*JOB:* In the listing below, find every line with the string "document" and pull it out.

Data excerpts
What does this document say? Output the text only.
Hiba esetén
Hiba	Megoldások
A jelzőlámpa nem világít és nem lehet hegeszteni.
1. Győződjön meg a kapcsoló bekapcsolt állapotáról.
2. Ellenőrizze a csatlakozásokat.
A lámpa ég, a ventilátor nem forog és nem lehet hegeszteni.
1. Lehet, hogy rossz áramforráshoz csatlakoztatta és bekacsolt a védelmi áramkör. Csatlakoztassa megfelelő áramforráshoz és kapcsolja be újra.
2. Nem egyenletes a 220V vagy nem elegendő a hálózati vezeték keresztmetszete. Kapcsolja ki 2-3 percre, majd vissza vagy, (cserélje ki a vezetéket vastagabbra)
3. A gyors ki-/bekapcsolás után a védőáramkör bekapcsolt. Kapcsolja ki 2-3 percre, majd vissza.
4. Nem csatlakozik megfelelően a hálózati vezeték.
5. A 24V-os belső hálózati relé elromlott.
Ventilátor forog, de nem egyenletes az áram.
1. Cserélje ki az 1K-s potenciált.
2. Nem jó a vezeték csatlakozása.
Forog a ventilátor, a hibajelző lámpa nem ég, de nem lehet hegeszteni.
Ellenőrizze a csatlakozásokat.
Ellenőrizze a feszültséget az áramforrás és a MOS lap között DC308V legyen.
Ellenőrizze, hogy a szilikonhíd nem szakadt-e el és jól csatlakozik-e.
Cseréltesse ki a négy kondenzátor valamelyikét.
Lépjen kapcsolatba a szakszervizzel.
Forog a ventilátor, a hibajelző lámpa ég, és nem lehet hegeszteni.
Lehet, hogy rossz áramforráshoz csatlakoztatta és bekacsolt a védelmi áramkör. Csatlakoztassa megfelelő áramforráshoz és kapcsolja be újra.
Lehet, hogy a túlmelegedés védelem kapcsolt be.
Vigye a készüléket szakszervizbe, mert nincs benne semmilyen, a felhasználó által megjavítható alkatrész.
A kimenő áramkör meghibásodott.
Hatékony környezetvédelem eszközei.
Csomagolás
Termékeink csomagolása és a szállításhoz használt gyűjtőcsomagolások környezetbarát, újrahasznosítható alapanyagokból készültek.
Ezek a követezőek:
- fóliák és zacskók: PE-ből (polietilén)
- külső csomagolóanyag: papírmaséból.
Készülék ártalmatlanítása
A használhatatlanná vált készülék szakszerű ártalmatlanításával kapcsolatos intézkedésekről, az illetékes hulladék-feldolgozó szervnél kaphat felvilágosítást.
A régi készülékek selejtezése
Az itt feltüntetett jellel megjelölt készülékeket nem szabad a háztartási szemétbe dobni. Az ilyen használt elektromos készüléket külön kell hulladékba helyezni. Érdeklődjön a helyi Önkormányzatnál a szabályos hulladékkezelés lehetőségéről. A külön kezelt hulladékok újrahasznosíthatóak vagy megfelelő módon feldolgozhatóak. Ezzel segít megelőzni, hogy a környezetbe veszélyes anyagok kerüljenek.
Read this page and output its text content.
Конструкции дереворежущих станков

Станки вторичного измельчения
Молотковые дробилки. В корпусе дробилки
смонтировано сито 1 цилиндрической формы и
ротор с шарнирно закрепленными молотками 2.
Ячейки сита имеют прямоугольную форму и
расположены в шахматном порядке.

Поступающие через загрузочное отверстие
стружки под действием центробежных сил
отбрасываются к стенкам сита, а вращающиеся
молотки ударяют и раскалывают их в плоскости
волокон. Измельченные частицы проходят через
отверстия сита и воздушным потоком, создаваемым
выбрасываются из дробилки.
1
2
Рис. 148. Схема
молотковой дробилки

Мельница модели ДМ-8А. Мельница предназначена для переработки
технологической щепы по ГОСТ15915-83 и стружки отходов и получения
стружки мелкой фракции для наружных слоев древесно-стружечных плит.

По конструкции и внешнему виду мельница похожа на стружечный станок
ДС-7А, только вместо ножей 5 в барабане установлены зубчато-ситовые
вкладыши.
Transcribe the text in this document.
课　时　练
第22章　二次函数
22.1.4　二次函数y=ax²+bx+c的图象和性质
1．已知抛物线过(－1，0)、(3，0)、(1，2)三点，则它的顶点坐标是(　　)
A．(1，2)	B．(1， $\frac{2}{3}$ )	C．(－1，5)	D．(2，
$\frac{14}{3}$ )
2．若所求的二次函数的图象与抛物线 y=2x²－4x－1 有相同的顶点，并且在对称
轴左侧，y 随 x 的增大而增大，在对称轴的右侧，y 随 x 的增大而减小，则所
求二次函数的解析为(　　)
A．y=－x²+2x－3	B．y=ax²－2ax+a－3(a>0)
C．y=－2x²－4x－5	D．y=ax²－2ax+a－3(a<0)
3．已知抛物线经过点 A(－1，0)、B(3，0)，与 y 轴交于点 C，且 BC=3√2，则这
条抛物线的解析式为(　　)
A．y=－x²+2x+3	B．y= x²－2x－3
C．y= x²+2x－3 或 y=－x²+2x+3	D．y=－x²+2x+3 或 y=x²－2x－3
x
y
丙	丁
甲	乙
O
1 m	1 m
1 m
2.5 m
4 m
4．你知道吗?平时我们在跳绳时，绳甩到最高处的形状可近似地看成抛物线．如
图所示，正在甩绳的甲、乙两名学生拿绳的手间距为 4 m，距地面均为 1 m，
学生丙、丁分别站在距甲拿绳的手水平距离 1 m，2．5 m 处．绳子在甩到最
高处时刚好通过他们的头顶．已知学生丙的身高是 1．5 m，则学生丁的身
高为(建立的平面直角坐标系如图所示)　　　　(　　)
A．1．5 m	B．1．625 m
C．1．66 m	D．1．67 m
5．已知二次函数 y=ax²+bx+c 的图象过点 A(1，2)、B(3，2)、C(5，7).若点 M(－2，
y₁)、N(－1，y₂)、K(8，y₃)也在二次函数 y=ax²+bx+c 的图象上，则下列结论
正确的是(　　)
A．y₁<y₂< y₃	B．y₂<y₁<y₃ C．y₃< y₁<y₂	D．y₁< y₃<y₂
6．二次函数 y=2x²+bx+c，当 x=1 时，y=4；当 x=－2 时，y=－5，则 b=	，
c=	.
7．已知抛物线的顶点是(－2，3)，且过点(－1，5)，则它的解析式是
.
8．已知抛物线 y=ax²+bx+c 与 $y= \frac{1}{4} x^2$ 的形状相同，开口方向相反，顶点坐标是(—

*FULL RESPONSE:*
What does this document say? Output the text only.
Transcribe the text in this document.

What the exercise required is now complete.